* [SHORT PROBLEM]: Filter out everything except lines holding "données".
[begin INPUT ROWS]
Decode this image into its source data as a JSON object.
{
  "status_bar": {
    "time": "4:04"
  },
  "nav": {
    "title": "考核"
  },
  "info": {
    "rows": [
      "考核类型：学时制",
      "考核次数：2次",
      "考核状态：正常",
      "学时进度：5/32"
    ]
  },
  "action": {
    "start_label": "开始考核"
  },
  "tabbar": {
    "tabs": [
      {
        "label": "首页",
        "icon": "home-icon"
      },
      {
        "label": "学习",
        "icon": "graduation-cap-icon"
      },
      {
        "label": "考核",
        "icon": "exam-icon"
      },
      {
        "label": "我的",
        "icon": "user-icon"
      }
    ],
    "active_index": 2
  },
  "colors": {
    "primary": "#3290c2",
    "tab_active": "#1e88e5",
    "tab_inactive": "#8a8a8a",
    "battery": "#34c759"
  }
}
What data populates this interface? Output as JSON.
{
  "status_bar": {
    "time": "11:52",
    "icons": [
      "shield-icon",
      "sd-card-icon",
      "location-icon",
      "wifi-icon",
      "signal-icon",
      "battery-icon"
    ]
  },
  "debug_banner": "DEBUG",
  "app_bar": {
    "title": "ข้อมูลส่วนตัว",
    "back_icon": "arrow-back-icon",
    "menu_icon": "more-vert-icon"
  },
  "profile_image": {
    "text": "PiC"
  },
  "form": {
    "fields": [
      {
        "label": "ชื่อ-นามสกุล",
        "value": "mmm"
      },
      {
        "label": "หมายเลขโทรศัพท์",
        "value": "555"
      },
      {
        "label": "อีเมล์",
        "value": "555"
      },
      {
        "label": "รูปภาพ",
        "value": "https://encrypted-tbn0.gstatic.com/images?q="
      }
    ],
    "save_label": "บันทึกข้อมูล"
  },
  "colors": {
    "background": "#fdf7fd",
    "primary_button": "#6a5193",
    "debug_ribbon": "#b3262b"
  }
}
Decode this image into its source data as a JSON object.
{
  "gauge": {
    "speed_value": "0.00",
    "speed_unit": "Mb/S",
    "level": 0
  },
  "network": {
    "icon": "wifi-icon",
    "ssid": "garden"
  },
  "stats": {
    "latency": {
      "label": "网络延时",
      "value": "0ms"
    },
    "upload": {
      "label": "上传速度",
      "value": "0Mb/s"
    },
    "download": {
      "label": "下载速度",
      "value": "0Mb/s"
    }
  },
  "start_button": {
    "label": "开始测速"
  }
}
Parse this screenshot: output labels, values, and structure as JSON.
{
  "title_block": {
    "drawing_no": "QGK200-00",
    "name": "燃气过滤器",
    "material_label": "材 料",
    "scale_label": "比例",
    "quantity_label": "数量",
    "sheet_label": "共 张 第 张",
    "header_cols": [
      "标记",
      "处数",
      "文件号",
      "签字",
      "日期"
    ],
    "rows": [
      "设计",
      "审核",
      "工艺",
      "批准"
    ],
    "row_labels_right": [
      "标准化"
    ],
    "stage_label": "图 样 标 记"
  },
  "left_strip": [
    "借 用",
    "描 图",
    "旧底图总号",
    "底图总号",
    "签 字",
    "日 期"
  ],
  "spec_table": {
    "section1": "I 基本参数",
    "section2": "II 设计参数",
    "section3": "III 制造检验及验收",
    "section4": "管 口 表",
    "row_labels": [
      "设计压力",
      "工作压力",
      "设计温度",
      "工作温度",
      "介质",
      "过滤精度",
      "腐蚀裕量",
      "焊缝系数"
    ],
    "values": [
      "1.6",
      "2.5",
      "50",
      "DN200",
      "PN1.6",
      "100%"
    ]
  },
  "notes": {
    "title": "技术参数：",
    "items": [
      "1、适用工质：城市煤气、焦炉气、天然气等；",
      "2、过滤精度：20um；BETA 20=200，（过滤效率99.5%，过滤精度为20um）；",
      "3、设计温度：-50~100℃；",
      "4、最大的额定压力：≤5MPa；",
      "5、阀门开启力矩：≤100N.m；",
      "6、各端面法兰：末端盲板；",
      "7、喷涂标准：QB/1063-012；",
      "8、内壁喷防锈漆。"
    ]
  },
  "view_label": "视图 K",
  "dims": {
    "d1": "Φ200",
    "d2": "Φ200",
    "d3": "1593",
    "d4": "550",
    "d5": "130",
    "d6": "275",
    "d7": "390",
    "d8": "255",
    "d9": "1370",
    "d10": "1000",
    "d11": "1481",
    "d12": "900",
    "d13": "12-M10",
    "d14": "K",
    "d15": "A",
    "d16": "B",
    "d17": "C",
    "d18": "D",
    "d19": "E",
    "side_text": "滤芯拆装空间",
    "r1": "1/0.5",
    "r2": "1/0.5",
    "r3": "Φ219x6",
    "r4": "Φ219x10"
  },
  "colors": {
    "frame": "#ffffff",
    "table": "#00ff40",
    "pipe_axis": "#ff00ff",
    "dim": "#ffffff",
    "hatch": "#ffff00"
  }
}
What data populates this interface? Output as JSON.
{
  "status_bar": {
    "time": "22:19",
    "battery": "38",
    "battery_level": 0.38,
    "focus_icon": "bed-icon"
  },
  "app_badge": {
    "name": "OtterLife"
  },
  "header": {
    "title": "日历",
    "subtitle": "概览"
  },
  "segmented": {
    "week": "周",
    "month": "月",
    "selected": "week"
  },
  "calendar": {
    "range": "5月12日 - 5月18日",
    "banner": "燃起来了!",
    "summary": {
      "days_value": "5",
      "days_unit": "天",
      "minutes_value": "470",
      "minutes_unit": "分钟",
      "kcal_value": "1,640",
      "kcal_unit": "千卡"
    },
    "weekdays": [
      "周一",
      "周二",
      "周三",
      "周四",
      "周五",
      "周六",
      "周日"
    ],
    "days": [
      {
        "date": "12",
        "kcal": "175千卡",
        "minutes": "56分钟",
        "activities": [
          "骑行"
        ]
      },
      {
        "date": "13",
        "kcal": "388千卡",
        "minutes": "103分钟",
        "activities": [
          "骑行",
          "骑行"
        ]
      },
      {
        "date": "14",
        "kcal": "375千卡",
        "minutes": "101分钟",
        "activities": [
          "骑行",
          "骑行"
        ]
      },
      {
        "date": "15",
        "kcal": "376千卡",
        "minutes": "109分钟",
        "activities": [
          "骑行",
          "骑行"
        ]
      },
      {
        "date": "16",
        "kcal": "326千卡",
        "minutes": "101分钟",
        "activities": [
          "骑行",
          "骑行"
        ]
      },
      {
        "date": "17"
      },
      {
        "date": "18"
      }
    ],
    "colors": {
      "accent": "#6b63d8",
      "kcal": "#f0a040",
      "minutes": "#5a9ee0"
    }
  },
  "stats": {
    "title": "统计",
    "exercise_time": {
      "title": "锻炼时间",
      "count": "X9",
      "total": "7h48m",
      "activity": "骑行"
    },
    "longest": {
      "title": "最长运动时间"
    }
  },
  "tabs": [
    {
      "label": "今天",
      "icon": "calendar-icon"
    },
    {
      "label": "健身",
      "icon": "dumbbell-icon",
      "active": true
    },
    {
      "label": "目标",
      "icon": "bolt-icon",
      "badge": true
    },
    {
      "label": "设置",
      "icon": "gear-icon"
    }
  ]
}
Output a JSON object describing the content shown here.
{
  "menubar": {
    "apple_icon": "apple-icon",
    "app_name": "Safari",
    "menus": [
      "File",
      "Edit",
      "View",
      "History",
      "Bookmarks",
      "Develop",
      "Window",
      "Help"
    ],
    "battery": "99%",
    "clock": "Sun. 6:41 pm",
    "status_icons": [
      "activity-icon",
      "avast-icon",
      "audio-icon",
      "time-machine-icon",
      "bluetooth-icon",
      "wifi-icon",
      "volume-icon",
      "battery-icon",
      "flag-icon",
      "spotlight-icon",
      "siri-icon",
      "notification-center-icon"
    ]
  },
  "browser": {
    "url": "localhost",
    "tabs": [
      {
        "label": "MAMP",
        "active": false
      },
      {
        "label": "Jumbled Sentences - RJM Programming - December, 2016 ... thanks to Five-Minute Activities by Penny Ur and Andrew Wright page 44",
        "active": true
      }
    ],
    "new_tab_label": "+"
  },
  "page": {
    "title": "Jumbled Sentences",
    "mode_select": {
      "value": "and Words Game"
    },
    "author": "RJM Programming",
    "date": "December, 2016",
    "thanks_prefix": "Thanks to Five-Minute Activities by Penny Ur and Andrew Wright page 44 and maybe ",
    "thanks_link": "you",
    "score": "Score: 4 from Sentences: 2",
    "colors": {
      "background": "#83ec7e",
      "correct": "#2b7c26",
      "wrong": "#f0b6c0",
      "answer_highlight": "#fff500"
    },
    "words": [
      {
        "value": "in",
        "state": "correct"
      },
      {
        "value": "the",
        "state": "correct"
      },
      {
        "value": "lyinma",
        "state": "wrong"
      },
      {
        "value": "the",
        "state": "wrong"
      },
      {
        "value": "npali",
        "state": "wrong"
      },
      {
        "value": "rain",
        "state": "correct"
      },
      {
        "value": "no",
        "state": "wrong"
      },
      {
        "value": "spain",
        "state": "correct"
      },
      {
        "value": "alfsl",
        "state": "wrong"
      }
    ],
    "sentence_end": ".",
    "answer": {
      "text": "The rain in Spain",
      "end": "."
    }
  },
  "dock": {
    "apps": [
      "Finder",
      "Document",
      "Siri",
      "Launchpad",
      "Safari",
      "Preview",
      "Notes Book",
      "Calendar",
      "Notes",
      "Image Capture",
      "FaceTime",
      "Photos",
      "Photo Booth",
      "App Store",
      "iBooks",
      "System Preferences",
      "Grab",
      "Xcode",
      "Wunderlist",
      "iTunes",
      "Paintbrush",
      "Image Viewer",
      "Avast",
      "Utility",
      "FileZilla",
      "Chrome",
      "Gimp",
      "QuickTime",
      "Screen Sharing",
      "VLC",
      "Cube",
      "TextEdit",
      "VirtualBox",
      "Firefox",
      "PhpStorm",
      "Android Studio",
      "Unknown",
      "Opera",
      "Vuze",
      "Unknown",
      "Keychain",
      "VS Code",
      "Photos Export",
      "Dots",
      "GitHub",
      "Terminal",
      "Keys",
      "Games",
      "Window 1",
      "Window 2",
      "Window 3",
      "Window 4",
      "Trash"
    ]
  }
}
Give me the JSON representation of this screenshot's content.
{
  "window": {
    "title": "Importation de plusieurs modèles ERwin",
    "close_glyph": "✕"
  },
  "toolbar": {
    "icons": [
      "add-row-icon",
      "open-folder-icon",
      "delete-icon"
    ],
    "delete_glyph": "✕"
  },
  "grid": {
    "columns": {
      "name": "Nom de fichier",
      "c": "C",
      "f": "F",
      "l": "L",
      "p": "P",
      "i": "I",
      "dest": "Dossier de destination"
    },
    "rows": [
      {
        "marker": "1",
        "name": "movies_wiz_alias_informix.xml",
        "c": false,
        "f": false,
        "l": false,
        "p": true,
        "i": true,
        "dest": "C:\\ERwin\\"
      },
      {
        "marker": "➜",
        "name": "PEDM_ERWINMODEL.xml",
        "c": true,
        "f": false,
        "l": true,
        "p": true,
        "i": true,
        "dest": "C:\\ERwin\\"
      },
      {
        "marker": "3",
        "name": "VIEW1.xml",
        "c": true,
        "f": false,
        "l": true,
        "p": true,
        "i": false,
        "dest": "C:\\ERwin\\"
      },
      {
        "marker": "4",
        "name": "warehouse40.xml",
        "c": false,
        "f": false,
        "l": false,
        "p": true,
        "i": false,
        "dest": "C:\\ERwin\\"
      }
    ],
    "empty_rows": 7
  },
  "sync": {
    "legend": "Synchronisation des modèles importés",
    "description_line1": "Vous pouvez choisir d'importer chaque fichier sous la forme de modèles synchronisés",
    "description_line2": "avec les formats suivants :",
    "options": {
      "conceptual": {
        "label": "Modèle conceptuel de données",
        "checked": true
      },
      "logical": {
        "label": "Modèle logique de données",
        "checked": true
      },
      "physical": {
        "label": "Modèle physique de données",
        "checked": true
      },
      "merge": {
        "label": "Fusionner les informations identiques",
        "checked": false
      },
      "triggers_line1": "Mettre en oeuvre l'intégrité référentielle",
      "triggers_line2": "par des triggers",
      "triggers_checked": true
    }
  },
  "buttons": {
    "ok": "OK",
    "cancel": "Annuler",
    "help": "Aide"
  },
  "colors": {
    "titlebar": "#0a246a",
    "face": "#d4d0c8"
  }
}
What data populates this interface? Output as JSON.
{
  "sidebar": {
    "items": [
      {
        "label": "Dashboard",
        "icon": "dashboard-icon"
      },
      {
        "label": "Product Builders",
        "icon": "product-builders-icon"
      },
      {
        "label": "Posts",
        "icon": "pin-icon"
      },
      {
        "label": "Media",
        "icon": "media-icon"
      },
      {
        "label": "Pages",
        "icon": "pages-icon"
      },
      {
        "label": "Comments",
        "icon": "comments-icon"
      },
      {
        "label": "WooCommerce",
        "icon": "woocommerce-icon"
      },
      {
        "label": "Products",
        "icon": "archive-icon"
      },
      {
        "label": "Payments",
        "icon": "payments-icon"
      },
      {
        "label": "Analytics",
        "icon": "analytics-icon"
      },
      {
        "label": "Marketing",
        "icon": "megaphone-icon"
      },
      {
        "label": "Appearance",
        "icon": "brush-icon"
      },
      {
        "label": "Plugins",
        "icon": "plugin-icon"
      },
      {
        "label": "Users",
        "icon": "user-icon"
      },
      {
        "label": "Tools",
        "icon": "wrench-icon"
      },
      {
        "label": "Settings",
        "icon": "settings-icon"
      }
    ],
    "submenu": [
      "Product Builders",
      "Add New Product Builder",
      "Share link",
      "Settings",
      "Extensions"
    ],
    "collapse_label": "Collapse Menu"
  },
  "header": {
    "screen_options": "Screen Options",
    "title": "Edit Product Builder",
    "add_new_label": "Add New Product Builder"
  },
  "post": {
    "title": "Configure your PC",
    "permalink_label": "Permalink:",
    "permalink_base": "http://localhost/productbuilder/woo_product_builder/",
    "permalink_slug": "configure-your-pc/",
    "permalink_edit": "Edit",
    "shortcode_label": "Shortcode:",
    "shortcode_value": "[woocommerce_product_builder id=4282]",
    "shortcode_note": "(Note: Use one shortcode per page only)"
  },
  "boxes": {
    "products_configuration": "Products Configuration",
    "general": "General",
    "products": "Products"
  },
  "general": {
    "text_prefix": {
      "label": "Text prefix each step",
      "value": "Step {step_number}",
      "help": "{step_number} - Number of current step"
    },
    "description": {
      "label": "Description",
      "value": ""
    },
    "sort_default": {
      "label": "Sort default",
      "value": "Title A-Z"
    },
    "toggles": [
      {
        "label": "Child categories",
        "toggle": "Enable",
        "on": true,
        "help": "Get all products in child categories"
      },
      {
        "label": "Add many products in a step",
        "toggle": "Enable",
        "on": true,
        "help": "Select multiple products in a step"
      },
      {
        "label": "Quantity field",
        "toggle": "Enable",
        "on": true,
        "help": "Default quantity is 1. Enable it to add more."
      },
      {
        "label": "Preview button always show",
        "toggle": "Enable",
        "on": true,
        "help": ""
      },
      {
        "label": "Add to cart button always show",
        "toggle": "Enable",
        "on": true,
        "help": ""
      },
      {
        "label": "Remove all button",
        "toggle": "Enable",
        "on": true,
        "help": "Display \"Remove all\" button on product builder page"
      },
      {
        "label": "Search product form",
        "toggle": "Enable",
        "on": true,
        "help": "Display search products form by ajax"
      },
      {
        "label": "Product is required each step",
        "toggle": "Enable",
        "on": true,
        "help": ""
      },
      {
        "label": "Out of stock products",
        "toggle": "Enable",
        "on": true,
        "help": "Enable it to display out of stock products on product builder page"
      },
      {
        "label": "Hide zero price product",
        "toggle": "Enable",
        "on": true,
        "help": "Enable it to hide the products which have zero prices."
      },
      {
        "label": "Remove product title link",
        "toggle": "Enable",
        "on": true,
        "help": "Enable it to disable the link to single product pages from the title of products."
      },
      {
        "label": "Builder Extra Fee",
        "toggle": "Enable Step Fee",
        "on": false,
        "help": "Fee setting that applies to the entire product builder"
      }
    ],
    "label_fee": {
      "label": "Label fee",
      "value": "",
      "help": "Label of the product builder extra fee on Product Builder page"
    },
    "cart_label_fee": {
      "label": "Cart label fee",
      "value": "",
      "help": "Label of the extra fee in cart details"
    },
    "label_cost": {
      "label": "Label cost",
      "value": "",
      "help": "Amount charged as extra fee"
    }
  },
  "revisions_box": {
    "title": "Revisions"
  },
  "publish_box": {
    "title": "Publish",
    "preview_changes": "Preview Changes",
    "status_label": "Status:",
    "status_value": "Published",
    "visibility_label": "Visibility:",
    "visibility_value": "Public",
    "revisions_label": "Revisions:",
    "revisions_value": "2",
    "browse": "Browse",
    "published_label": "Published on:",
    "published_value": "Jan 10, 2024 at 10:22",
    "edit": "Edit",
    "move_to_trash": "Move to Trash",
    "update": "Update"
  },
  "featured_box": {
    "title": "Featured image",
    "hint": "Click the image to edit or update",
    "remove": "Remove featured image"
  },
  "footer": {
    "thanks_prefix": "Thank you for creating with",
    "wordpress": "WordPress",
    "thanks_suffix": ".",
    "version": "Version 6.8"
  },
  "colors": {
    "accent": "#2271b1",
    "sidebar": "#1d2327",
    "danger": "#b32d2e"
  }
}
[end INPUT ROWS]
* [RESULT OF THIS TASK]:
        "label": "Modèle conceptuel de données",
        "label": "Modèle logique de données",
        "label": "Modèle physique de données",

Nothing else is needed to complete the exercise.